• MATERIAL SUPPLIED:
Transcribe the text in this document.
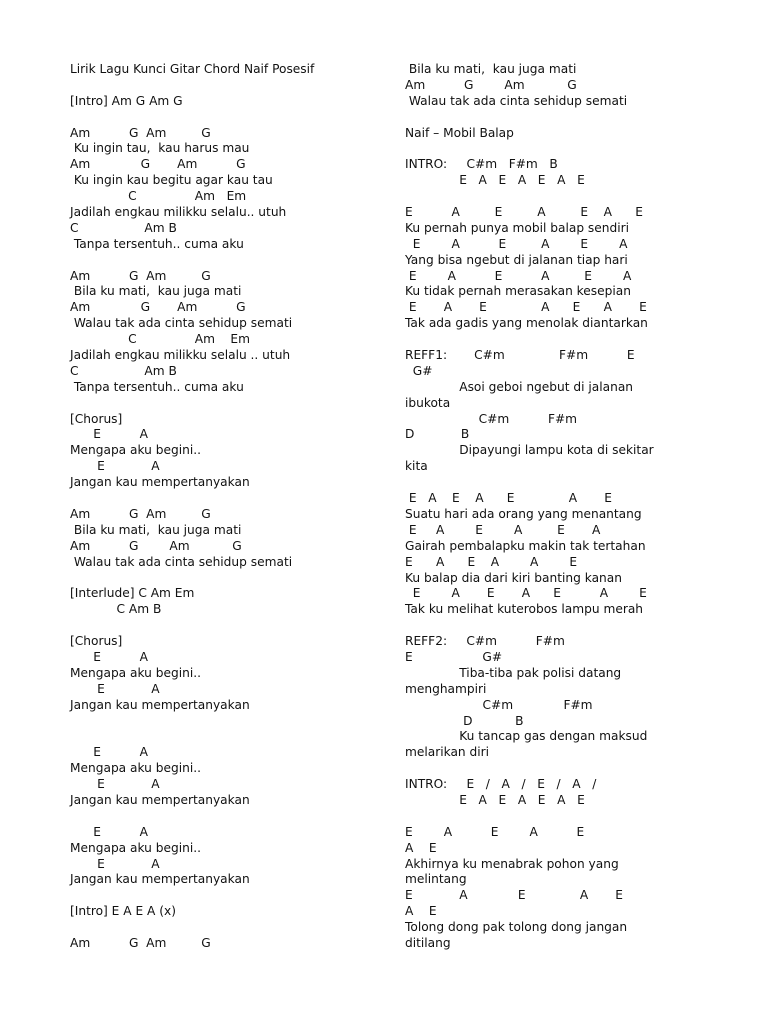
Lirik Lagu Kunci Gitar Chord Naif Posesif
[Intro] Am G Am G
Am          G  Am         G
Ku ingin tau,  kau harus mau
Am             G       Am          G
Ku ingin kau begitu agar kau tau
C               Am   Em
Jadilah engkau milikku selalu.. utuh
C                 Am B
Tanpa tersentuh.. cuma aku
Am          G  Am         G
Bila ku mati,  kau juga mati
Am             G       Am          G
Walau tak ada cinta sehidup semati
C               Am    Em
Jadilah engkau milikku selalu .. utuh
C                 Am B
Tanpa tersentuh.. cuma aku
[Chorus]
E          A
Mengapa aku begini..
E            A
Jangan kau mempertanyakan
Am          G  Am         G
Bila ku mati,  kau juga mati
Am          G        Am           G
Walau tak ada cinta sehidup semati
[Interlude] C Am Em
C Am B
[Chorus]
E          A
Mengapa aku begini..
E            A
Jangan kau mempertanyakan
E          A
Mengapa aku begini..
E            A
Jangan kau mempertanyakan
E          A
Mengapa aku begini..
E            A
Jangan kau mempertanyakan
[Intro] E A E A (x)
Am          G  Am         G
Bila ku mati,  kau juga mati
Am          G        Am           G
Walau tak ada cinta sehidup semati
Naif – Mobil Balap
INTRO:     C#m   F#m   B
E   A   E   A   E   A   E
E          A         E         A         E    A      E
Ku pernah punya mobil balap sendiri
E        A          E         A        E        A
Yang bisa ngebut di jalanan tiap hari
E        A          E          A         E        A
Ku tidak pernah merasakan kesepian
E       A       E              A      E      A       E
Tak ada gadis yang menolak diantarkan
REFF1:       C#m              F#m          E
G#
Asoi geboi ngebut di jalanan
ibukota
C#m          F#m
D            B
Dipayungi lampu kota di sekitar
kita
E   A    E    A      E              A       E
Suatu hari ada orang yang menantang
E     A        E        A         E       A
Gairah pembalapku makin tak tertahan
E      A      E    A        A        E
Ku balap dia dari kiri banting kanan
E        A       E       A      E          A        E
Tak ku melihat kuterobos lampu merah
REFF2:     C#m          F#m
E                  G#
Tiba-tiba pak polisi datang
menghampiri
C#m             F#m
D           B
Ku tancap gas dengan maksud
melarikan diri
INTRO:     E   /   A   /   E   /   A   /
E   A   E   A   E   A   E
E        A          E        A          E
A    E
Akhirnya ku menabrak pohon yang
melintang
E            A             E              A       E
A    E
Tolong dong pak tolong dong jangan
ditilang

• DO THIS:
Go over the entries above and say how many lines hold the string "Jadilah", with no other text.

• EXERCISE SOLUTION:
2